● PROMPT
Can the data below be set down again exactly, line for line?

● PROVIDED DATA
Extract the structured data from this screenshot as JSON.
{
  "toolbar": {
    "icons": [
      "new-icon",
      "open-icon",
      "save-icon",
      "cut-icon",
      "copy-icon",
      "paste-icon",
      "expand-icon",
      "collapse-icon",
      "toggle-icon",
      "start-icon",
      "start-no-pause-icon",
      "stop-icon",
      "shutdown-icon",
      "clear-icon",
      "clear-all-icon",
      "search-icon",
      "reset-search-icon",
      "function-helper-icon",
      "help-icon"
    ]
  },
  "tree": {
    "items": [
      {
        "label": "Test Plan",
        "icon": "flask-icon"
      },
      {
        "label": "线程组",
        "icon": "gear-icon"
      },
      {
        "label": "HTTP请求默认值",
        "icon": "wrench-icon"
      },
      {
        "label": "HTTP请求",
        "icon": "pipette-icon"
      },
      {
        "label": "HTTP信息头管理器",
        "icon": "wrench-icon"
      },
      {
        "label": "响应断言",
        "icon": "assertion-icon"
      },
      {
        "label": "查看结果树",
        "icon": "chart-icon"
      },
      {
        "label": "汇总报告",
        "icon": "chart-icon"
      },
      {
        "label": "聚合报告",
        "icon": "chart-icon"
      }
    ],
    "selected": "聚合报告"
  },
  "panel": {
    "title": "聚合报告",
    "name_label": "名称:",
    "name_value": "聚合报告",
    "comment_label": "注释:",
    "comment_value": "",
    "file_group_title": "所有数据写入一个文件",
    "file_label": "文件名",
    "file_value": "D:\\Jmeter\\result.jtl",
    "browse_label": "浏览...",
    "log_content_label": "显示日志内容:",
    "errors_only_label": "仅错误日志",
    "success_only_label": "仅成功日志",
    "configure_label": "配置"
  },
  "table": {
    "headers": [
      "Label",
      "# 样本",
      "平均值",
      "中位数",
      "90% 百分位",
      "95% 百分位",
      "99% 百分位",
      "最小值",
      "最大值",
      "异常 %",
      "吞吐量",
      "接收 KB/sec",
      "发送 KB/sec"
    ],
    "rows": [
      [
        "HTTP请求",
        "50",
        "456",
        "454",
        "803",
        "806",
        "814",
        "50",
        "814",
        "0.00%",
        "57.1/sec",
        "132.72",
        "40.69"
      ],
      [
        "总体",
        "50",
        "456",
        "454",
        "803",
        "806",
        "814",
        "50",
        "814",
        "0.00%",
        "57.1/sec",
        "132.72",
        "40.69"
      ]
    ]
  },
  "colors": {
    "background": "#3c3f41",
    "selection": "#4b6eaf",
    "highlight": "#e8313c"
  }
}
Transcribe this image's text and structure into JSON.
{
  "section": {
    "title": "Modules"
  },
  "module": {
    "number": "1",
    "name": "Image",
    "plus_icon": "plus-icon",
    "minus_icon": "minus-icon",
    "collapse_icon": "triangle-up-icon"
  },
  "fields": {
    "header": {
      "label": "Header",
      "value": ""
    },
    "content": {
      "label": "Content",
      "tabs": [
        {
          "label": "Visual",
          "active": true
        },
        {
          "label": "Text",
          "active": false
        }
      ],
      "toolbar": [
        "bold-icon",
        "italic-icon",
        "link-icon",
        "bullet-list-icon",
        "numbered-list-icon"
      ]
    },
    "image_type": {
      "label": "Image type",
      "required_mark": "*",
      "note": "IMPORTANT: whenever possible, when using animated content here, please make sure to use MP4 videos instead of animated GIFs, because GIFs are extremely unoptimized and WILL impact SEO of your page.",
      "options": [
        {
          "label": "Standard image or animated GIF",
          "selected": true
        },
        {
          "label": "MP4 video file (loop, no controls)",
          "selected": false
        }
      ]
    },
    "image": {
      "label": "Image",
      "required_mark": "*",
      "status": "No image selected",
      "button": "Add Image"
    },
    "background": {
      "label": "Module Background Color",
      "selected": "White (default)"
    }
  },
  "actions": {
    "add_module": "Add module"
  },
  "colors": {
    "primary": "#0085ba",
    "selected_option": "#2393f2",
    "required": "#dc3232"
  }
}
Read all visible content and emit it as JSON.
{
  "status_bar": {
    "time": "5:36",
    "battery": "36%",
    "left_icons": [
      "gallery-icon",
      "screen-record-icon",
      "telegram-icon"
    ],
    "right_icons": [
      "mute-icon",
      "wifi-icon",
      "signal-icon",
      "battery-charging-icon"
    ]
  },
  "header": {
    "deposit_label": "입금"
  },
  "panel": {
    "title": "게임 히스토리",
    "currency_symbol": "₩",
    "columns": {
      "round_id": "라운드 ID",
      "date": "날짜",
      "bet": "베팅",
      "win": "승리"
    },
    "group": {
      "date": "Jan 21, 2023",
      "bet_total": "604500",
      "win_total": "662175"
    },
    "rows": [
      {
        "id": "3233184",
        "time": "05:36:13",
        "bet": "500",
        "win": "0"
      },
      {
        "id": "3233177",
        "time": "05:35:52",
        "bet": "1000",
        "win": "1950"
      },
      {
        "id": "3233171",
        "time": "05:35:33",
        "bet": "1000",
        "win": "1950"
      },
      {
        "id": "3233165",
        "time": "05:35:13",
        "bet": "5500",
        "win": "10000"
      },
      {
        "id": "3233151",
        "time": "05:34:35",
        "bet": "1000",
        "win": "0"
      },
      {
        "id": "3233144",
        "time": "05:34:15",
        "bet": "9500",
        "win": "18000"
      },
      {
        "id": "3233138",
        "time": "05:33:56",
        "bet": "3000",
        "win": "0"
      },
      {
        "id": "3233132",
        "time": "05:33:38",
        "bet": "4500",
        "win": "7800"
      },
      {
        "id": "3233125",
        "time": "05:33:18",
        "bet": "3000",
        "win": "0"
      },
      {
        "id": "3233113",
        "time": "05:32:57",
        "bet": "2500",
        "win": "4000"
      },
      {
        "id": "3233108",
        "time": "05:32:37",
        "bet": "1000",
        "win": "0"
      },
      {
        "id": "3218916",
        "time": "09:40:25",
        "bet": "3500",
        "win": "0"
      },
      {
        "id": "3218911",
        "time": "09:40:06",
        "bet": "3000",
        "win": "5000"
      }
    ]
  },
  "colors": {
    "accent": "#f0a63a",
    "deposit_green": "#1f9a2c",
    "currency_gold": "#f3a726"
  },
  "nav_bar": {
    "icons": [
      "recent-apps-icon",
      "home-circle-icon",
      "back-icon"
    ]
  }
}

● EXERCISE OUTPUT
Extract the structured data from this screenshot as JSON.
{
  "toolbar": {
    "icons": [
      "new-icon",
      "open-icon",
      "save-icon",
      "cut-icon",
      "copy-icon",
      "paste-icon",
      "expand-icon",
      "collapse-icon",
      "toggle-icon",
      "start-icon",
      "start-no-pause-icon",
      "stop-icon",
      "shutdown-icon",
      "clear-icon",
      "clear-all-icon",
      "search-icon",
      "reset-search-icon",
      "function-helper-icon",
      "help-icon"
    ]
  },
  "tree": {
    "items": [
      {
        "label": "Test Plan",
        "icon": "flask-icon"
      },
      {
        "label": "线程组",
        "icon": "gear-icon"
      },
      {
        "label": "HTTP请求默认值",
        "icon": "wrench-icon"
      },
      {
        "label": "HTTP请求",
        "icon": "pipette-icon"
      },
      {
        "label": "HTTP信息头管理器",
        "icon": "wrench-icon"
      },
      {
        "label": "响应断言",
        "icon": "assertion-icon"
      },
      {
        "label": "查看结果树",
        "icon": "chart-icon"
      },
      {
        "label": "汇总报告",
        "icon": "chart-icon"
      },
      {
        "label": "聚合报告",
        "icon": "chart-icon"
      }
    ],
    "selected": "聚合报告"
  },
  "panel": {
    "title": "聚合报告",
    "name_label": "名称:",
    "name_value": "聚合报告",
    "comment_label": "注释:",
    "comment_value": "",
    "file_group_title": "所有数据写入一个文件",
    "file_label": "文件名",
    "file_value": "D:\\Jmeter\\result.jtl",
    "browse_label": "浏览...",
    "log_content_label": "显示日志内容:",
    "errors_only_label": "仅错误日志",
    "success_only_label": "仅成功日志",
    "configure_label": "配置"
  },
  "table": {
    "headers": [
      "Label",
      "# 样本",
      "平均值",
      "中位数",
      "90% 百分位",
      "95% 百分位",
      "99% 百分位",
      "最小值",
      "最大值",
      "异常 %",
      "吞吐量",
      "接收 KB/sec",
      "发送 KB/sec"
    ],
    "rows": [
      [
        "HTTP请求",
        "50",
        "456",
        "454",
        "803",
        "806",
        "814",
        "50",
        "814",
        "0.00%",
        "57.1/sec",
        "132.72",
        "40.69"
      ],
      [
        "总体",
        "50",
        "456",
        "454",
        "803",
        "806",
        "814",
        "50",
        "814",
        "0.00%",
        "57.1/sec",
        "132.72",
        "40.69"
      ]
    ]
  },
  "colors": {
    "background": "#3c3f41",
    "selection": "#4b6eaf",
    "highlight": "#e8313c"
  }
}
Transcribe this image's text and structure into JSON.
{
  "section": {
    "title": "Modules"
  },
  "module": {
    "number": "1",
    "name": "Image",
    "plus_icon": "plus-icon",
    "minus_icon": "minus-icon",
    "collapse_icon": "triangle-up-icon"
  },
  "fields": {
    "header": {
      "label": "Header",
      "value": ""
    },
    "content": {
      "label": "Content",
      "tabs": [
        {
          "label": "Visual",
          "active": true
        },
        {
          "label": "Text",
          "active": false
        }
      ],
      "toolbar": [
        "bold-icon",
        "italic-icon",
        "link-icon",
        "bullet-list-icon",
        "numbered-list-icon"
      ]
    },
    "image_type": {
      "label": "Image type",
      "required_mark": "*",
      "note": "IMPORTANT: whenever possible, when using animated content here, please make sure to use MP4 videos instead of animated GIFs, because GIFs are extremely unoptimized and WILL impact SEO of your page.",
      "options": [
        {
          "label": "Standard image or animated GIF",
          "selected": true
        },
        {
          "label": "MP4 video file (loop, no controls)",
          "selected": false
        }
      ]
    },
    "image": {
      "label": "Image",
      "required_mark": "*",
      "status": "No image selected",
      "button": "Add Image"
    },
    "background": {
      "label": "Module Background Color",
      "selected": "White (default)"
    }
  },
  "actions": {
    "add_module": "Add module"
  },
  "colors": {
    "primary": "#0085ba",
    "selected_option": "#2393f2",
    "required": "#dc3232"
  }
}
Read all visible content and emit it as JSON.
{
  "status_bar": {
    "time": "5:36",
    "battery": "36%",
    "left_icons": [
      "gallery-icon",
      "screen-record-icon",
      "telegram-icon"
    ],
    "right_icons": [
      "mute-icon",
      "wifi-icon",
      "signal-icon",
      "battery-charging-icon"
    ]
  },
  "header": {
    "deposit_label": "입금"
  },
  "panel": {
    "title": "게임 히스토리",
    "currency_symbol": "₩",
    "columns": {
      "round_id": "라운드 ID",
      "date": "날짜",
      "bet": "베팅",
      "win": "승리"
    },
    "group": {
      "date": "Jan 21, 2023",
      "bet_total": "604500",
      "win_total": "662175"
    },
    "rows": [
      {
        "id": "3233184",
        "time": "05:36:13",
        "bet": "500",
        "win": "0"
      },
      {
        "id": "3233177",
        "time": "05:35:52",
        "bet": "1000",
        "win": "1950"
      },
      {
        "id": "3233171",
        "time": "05:35:33",
        "bet": "1000",
        "win": "1950"
      },
      {
        "id": "3233165",
        "time": "05:35:13",
        "bet": "5500",
        "win": "10000"
      },
      {
        "id": "3233151",
        "time": "05:34:35",
        "bet": "1000",
        "win": "0"
      },
      {
        "id": "3233144",
        "time": "05:34:15",
        "bet": "9500",
        "win": "18000"
      },
      {
        "id": "3233138",
        "time": "05:33:56",
        "bet": "3000",
        "win": "0"
      },
      {
        "id": "3233132",
        "time": "05:33:38",
        "bet": "4500",
        "win": "7800"
      },
      {
        "id": "3233125",
        "time": "05:33:18",
        "bet": "3000",
        "win": "0"
      },
      {
        "id": "3233113",
        "time": "05:32:57",
        "bet": "2500",
        "win": "4000"
      },
      {
        "id": "3233108",
        "time": "05:32:37",
        "bet": "1000",
        "win": "0"
      },
      {
        "id": "3218916",
        "time": "09:40:25",
        "bet": "3500",
        "win": "0"
      },
      {
        "id": "3218911",
        "time": "09:40:06",
        "bet": "3000",
        "win": "5000"
      }
    ]
  },
  "colors": {
    "accent": "#f0a63a",
    "deposit_green": "#1f9a2c",
    "currency_gold": "#f3a726"
  },
  "nav_bar": {
    "icons": [
      "recent-apps-icon",
      "home-circle-icon",
      "back-icon"
    ]
  }
}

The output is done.